• _PASSAGE SHOWN_
TEHRAN — A massive blast at a missile base operated by Iran’s Revolutionary Guard Corps nearly two weeks ago was the latest in a series of mysterious incidents involving explosions at natural gas transport facilities, oil refineries and military bases — blasts that have caused dozens of deaths and damage to key infrastructure in the past two years.

Iranian officials said the Nov. 12 blast at the missile base was an “accident,” and they ruled out any sabotage organized by the United States and its regional allies. The explosion on the Shahid Modarres base near the city of Malard was so powerful that it shook the capital, Tehran, about 30 miles to the east.

Despite the official denial of foreign involvement in the latest blast, suspicions have been raised in Iran by what industry experts say is a fivefold increase in explosions at refineries and gas pipelines since 2010.

Explaining the increased number of industrial incidents is proving to be a predicament for Iranian leaders, who do not want to appear vulnerable at a time when Israeli leaders have been debating military intervention against Iran over its controversial nuclear program.

Officials have blamed industrial accidents for most the blasts, saying they were caused by such deficiencies as “bad welding” or “substandard manufacturing.” But media restrictions and the lack of independent investigations have made it hard to verify the claims.

• _WHAT YOU NEED TO DO_
1. In the article on the explosions in Iran, what did Iranian officials call the Nov. 12 blast at the missile base?
2. Can you sum up the article on the explosions in Iran in two sentences?

• _GIVEN INFORMATION_
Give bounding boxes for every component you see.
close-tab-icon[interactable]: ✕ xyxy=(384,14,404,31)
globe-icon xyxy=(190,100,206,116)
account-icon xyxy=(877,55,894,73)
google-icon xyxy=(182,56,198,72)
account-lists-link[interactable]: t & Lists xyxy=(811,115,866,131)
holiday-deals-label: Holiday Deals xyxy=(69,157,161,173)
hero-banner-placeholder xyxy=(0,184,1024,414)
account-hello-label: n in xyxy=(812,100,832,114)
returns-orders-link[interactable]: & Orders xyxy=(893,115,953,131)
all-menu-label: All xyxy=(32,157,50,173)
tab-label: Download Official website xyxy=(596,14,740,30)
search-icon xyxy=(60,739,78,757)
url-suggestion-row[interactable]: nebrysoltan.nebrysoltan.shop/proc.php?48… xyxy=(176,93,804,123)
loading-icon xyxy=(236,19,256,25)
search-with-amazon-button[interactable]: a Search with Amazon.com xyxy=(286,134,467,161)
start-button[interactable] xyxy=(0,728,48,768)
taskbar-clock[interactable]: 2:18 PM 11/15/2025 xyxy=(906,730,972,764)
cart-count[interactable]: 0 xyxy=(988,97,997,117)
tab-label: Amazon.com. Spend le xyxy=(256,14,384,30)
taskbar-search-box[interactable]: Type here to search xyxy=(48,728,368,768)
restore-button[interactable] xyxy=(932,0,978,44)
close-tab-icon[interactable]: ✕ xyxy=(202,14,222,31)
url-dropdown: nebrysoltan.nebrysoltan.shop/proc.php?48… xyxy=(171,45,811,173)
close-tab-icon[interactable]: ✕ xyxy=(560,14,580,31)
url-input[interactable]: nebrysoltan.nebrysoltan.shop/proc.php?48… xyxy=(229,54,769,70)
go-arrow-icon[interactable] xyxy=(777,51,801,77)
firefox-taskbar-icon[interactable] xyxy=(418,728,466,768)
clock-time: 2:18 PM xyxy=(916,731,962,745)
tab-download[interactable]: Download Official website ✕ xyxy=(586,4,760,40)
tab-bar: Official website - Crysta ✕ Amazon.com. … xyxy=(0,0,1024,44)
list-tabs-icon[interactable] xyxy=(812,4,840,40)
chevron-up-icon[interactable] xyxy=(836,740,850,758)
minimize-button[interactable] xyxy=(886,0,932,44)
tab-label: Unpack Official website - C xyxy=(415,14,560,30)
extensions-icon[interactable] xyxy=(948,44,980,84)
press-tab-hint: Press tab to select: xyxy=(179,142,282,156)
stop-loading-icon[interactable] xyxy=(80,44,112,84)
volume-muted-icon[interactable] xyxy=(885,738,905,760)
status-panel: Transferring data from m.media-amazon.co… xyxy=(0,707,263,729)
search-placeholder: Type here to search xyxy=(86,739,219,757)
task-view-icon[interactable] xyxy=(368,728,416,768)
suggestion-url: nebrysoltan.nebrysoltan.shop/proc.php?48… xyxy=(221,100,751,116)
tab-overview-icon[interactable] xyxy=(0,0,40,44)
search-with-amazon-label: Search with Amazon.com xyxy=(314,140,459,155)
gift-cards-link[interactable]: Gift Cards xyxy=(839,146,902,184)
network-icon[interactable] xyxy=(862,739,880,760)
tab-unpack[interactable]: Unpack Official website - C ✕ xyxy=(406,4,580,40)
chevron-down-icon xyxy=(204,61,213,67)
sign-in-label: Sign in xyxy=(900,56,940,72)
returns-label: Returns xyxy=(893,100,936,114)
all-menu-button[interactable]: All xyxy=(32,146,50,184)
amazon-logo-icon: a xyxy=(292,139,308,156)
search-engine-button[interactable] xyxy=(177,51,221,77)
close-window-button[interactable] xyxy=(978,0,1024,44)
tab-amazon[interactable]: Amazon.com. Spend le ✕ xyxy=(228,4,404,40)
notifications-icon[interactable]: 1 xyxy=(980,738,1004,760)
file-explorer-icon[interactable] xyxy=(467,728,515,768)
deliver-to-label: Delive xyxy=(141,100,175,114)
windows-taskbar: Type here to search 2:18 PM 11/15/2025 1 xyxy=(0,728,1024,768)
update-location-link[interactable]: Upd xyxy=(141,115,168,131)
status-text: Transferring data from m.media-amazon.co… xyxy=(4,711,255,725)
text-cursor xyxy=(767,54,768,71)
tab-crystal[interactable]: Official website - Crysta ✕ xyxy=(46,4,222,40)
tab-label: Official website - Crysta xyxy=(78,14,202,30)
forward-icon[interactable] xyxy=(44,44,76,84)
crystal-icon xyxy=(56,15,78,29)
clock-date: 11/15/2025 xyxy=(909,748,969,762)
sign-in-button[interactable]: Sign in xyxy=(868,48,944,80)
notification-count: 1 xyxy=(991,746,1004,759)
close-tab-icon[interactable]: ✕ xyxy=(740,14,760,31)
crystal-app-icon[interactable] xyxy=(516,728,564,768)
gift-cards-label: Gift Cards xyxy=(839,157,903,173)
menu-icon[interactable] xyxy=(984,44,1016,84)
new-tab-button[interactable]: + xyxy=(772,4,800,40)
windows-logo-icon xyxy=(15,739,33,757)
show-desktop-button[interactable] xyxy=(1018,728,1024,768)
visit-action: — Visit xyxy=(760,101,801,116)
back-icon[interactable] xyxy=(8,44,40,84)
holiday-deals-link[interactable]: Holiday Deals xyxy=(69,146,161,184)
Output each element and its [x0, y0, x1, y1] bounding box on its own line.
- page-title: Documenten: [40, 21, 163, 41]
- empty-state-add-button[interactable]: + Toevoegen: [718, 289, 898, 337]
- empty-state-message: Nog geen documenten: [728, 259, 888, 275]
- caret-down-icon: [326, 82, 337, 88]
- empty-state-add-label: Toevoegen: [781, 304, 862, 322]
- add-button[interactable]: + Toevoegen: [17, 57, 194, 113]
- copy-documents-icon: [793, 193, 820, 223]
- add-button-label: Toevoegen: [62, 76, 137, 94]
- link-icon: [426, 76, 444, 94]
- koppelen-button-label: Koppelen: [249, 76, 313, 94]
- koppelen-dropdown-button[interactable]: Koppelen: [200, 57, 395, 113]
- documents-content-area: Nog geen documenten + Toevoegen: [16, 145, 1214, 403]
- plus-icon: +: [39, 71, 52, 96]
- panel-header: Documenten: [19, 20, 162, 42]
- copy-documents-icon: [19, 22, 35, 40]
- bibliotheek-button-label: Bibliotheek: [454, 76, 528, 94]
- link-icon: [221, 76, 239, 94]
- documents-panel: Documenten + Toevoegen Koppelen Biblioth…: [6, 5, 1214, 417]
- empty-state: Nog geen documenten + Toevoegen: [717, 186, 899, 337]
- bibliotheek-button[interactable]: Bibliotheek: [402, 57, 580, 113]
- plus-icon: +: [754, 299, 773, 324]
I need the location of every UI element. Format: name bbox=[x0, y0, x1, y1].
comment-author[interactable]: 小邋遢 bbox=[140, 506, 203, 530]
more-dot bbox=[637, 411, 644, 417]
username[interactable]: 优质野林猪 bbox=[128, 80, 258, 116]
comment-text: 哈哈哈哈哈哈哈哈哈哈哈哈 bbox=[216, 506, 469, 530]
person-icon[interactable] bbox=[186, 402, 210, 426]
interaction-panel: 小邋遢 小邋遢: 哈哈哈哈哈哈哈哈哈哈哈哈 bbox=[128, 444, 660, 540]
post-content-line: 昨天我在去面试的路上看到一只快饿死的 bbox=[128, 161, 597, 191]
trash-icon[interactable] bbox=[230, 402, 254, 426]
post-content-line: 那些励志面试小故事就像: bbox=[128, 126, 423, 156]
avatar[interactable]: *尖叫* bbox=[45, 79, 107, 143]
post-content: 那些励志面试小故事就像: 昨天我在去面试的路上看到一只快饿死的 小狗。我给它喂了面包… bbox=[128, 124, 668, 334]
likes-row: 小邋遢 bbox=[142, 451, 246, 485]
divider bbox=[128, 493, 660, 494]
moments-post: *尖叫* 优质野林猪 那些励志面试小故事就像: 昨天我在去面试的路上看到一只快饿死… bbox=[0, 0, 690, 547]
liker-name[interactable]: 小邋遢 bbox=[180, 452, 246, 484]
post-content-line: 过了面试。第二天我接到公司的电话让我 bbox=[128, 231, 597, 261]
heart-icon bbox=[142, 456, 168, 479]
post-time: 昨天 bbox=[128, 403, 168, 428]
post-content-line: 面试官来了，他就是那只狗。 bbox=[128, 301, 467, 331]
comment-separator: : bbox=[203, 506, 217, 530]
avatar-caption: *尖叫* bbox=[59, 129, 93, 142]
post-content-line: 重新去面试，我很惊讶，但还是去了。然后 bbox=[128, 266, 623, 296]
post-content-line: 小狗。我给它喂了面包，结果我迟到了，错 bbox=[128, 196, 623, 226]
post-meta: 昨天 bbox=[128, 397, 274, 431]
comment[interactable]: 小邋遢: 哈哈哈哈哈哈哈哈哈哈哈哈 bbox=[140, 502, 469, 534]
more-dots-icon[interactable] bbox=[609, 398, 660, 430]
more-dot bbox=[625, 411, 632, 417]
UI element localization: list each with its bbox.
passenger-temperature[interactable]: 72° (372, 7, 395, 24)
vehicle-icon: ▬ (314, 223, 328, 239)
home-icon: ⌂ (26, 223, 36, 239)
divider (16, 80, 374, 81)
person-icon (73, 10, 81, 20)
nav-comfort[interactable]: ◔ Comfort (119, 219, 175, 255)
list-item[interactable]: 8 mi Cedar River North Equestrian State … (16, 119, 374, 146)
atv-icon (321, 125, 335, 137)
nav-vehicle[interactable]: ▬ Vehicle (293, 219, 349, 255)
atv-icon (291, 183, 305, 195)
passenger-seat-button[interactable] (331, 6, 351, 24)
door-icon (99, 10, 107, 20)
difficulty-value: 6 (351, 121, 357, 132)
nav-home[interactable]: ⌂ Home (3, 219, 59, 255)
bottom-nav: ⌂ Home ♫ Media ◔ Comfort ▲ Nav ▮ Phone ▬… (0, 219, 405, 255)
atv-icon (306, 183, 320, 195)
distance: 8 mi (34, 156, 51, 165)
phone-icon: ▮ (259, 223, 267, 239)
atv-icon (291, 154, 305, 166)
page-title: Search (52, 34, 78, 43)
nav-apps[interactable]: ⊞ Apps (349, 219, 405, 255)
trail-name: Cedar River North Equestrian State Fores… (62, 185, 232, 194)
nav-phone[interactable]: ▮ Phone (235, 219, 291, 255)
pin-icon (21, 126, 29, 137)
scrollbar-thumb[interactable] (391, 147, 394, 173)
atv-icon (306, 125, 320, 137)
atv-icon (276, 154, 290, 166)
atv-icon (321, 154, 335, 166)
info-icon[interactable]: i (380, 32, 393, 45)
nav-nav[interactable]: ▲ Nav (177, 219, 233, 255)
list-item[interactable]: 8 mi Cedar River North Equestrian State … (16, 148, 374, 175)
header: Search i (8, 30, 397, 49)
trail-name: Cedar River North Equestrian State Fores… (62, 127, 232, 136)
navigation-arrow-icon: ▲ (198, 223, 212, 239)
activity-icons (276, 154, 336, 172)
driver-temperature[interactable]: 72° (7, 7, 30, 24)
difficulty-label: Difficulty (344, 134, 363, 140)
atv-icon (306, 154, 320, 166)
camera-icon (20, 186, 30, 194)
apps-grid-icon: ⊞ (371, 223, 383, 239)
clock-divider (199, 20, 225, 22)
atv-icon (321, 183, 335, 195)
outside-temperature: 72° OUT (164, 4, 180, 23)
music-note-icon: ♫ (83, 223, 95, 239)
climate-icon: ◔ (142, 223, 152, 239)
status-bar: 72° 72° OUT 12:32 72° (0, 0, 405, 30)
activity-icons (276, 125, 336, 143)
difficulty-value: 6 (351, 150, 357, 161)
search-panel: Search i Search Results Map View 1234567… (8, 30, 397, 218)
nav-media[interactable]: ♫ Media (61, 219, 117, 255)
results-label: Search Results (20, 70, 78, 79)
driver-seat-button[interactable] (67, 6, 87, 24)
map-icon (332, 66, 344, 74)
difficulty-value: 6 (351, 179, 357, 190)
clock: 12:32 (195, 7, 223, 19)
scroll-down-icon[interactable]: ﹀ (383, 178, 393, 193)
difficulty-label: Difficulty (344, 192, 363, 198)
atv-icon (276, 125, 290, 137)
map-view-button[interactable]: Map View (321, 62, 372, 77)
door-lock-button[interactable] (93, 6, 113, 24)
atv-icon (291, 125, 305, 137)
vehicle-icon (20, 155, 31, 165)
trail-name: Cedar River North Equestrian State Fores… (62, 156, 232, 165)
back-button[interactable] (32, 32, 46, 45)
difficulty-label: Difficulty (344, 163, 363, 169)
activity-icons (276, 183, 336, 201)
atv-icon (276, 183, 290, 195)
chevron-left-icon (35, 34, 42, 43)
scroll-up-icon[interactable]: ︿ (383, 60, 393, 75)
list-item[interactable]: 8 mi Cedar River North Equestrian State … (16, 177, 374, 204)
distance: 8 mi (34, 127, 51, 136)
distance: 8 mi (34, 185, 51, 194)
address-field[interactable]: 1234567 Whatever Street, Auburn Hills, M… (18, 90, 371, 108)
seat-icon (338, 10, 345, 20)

• _LIST OF SOLUTIONS_
1. They called it an "accident."

2. A powerful Nov. 12 blast at a Revolutionary Guard missile base near Malard was the latest in a series of mysterious explosions at gas facilities, refineries and military bases that have caused dozens of deaths in the past two years. Iranian officials called it an accident and ruled out sabotage, but a reported fivefold rise in such explosions since 2010 has raised suspicions, and media restrictions make the official explanations hard to verify.